*WHAT YOU ARE ASKED TO DO*. Without the pictures, give the entries below again exactly as written.

*SUPPLIED RECORDS*.
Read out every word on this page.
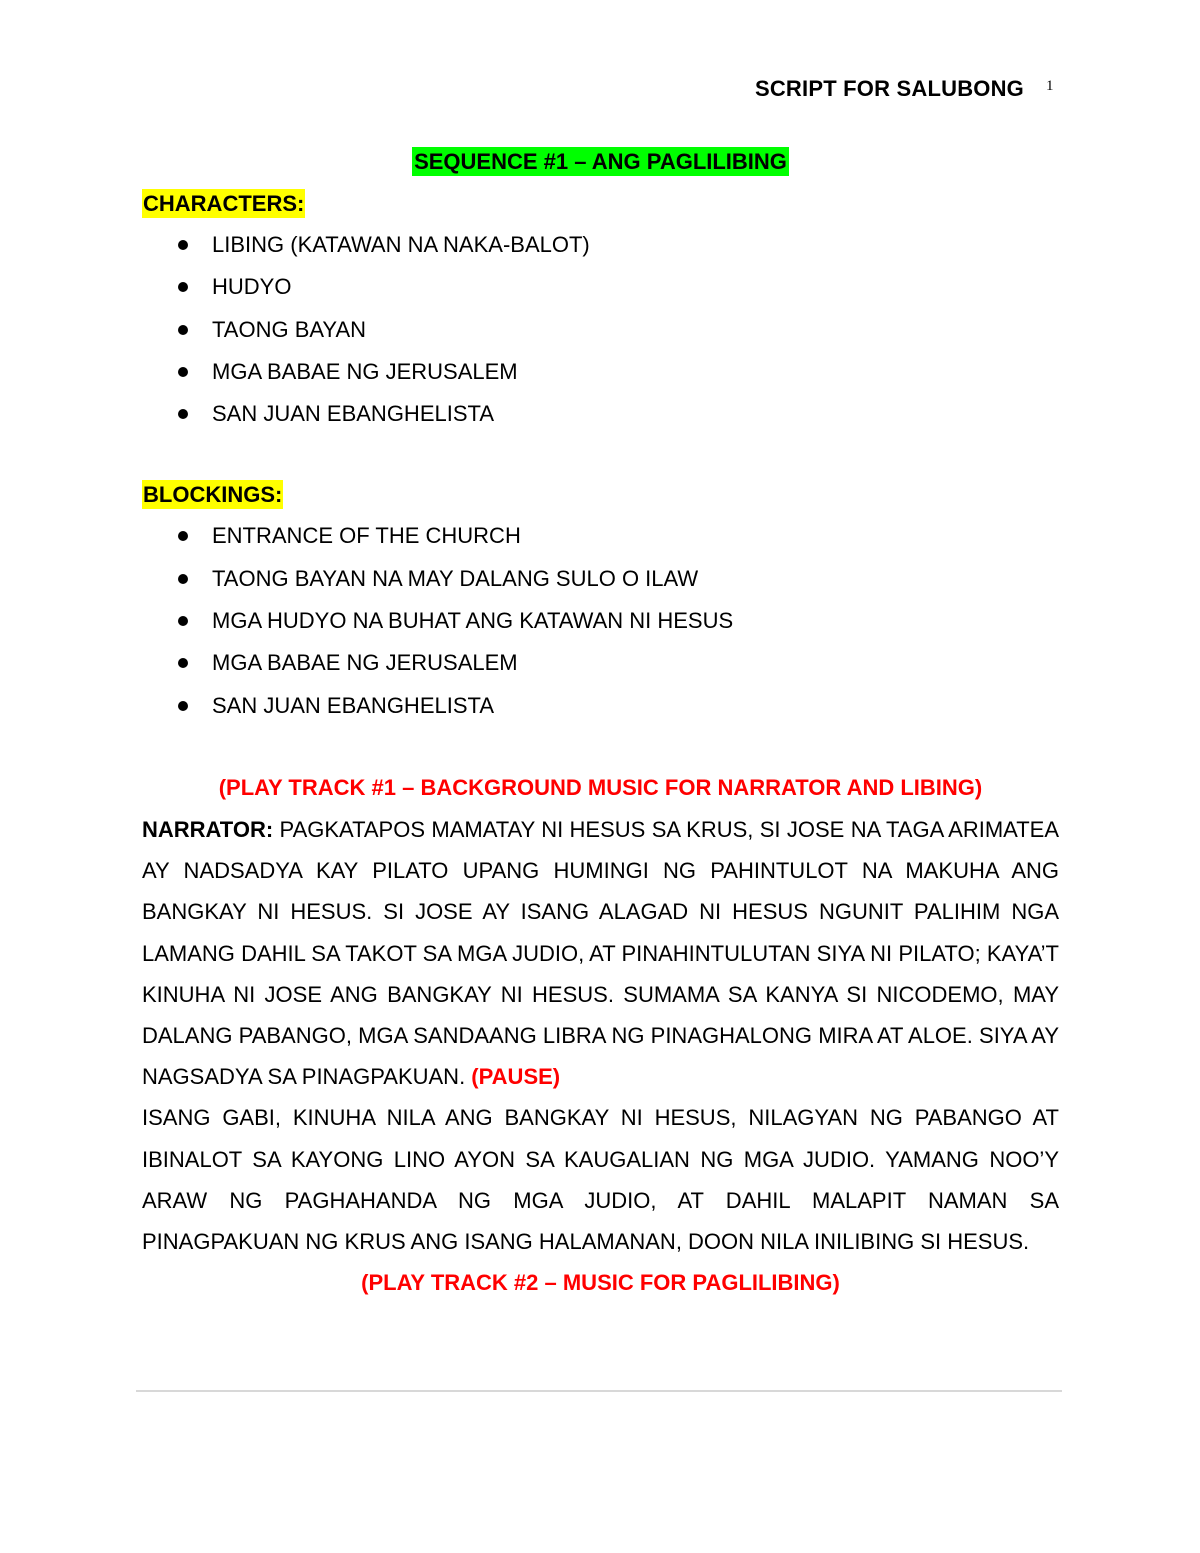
SCRIPT FOR SALUBONG 1
SEQUENCE #1 – ANG PAGLILIBING
CHARACTERS:
LIBING (KATAWAN NA NAKA-BALOT)
HUDYO
TAONG BAYAN
MGA BABAE NG JERUSALEM
SAN JUAN EBANGHELISTA
BLOCKINGS:
ENTRANCE OF THE CHURCH
TAONG BAYAN NA MAY DALANG SULO O ILAW
MGA HUDYO NA BUHAT ANG KATAWAN NI HESUS
MGA BABAE NG JERUSALEM
SAN JUAN EBANGHELISTA
(PLAY TRACK #1 – BACKGROUND MUSIC FOR NARRATOR AND LIBING)
NARRATOR: PAGKATAPOS MAMATAY NI HESUS SA KRUS, SI JOSE NA TAGA ARIMATEA AY NADSADYA KAY PILATO UPANG HUMINGI NG PAHINTULOT NA MAKUHA ANG BANGKAY NI HESUS. SI JOSE AY ISANG ALAGAD NI HESUS NGUNIT PALIHIM NGA LAMANG DAHIL SA TAKOT SA MGA JUDIO, AT PINAHINTULUTAN SIYA NI PILATO; KAYA’T KINUHA NI JOSE ANG BANGKAY NI HESUS. SUMAMA SA KANYA SI NICODEMO, MAY DALANG PABANGO, MGA SANDAANG LIBRA NG PINAGHALONG MIRA AT ALOE. SIYA AY NAGSADYA SA PINAGPAKUAN. (PAUSE)
ISANG GABI, KINUHA NILA ANG BANGKAY NI HESUS, NILAGYAN NG PABANGO AT IBINALOT SA KAYONG LINO AYON SA KAUGALIAN NG MGA JUDIO. YAMANG NOO’Y ARAW NG PAGHAHANDA NG MGA JUDIO, AT DAHIL MALAPIT NAMAN SA PINAGPAKUAN NG KRUS ANG ISANG HALAMANAN, DOON NILA INILIBING SI HESUS.
(PLAY TRACK #2 – MUSIC FOR PAGLILIBING)
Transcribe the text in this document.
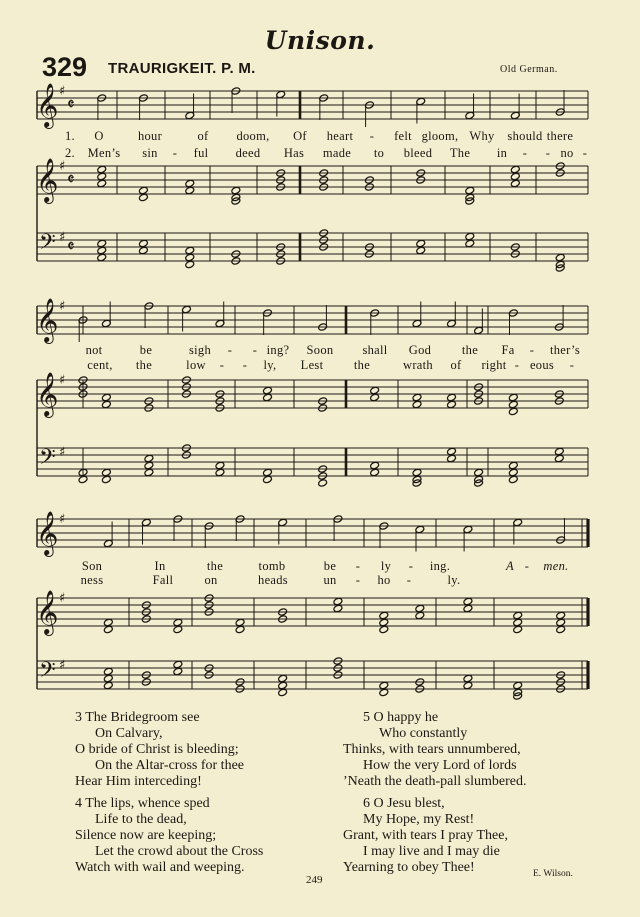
Unison.
329 TRAURIGKEIT. P. M.	Old German.
𝄞 ♯
𝄵
𝄞 ♯
𝄵
𝄢 ♯ 𝄵
𝄞 ♯
𝄞 ♯
𝄢 ♯
𝄞 ♯
𝄞 ♯
𝄢 ♯
1. O	hour	of doom, Of heart - felt gloom, Why should there
2. Men’s sin - ful deed Has made to bleed The in - - no -
not	be	sigh - - ing? Soon shall God the Fa - ther’s
cent, the	low - - ly, Lest the	wrath of right - eous -
Son	In	the	tomb	be - ly - ing.	A - men.
ness	Fall on	heads	un - ho -	ly.
3 The Bridegroom see
On Calvary,
O bride of Christ is bleeding;
On the Altar-cross for thee
Hear Him interceding!
4 The lips, whence sped
Life to the dead,
Silence now are keeping;
Let the crowd about the Cross
Watch with wail and weeping.
5 O happy he
Who constantly
Thinks, with tears unnumbered,
How the very Lord of lords
’Neath the death-pall slumbered.
6 O Jesu blest,
My Hope, my Rest!
Grant, with tears I pray Thee,
I may live and I may die
Yearning to obey Thee!
249	E. Wilson.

*SOLUTION FOR THIS PROBLEM*.
Read out every word on this page.
SCRIPT FOR SALUBONG 1
SEQUENCE #1 – ANG PAGLILIBING
CHARACTERS:
LIBING (KATAWAN NA NAKA-BALOT)
HUDYO
TAONG BAYAN
MGA BABAE NG JERUSALEM
SAN JUAN EBANGHELISTA
BLOCKINGS:
ENTRANCE OF THE CHURCH
TAONG BAYAN NA MAY DALANG SULO O ILAW
MGA HUDYO NA BUHAT ANG KATAWAN NI HESUS
MGA BABAE NG JERUSALEM
SAN JUAN EBANGHELISTA
(PLAY TRACK #1 – BACKGROUND MUSIC FOR NARRATOR AND LIBING)
NARRATOR: PAGKATAPOS MAMATAY NI HESUS SA KRUS, SI JOSE NA TAGA ARIMATEA AY NADSADYA KAY PILATO UPANG HUMINGI NG PAHINTULOT NA MAKUHA ANG BANGKAY NI HESUS. SI JOSE AY ISANG ALAGAD NI HESUS NGUNIT PALIHIM NGA LAMANG DAHIL SA TAKOT SA MGA JUDIO, AT PINAHINTULUTAN SIYA NI PILATO; KAYA’T KINUHA NI JOSE ANG BANGKAY NI HESUS. SUMAMA SA KANYA SI NICODEMO, MAY DALANG PABANGO, MGA SANDAANG LIBRA NG PINAGHALONG MIRA AT ALOE. SIYA AY NAGSADYA SA PINAGPAKUAN. (PAUSE)
ISANG GABI, KINUHA NILA ANG BANGKAY NI HESUS, NILAGYAN NG PABANGO AT IBINALOT SA KAYONG LINO AYON SA KAUGALIAN NG MGA JUDIO. YAMANG NOO’Y ARAW NG PAGHAHANDA NG MGA JUDIO, AT DAHIL MALAPIT NAMAN SA PINAGPAKUAN NG KRUS ANG ISANG HALAMANAN, DOON NILA INILIBING SI HESUS.
(PLAY TRACK #2 – MUSIC FOR PAGLILIBING)
Transcribe the text in this document.
Unison.
329 TRAURIGKEIT. P. M.	Old German.
𝄞 ♯
𝄵
𝄞 ♯
𝄵
𝄢 ♯ 𝄵
𝄞 ♯
𝄞 ♯
𝄢 ♯
𝄞 ♯
𝄞 ♯
𝄢 ♯
1. O	hour	of doom, Of heart - felt gloom, Why should there
2. Men’s sin - ful deed Has made to bleed The in - - no -
not	be	sigh - - ing? Soon shall God the Fa - ther’s
cent, the	low - - ly, Lest the	wrath of right - eous -
Son	In	the	tomb	be - ly - ing.	A - men.
ness	Fall on	heads	un - ho -	ly.
3 The Bridegroom see
On Calvary,
O bride of Christ is bleeding;
On the Altar-cross for thee
Hear Him interceding!
4 The lips, whence sped
Life to the dead,
Silence now are keeping;
Let the crowd about the Cross
Watch with wail and weeping.
5 O happy he
Who constantly
Thinks, with tears unnumbered,
How the very Lord of lords
’Neath the death-pall slumbered.
6 O Jesu blest,
My Hope, my Rest!
Grant, with tears I pray Thee,
I may live and I may die
Yearning to obey Thee!
249	E. Wilson.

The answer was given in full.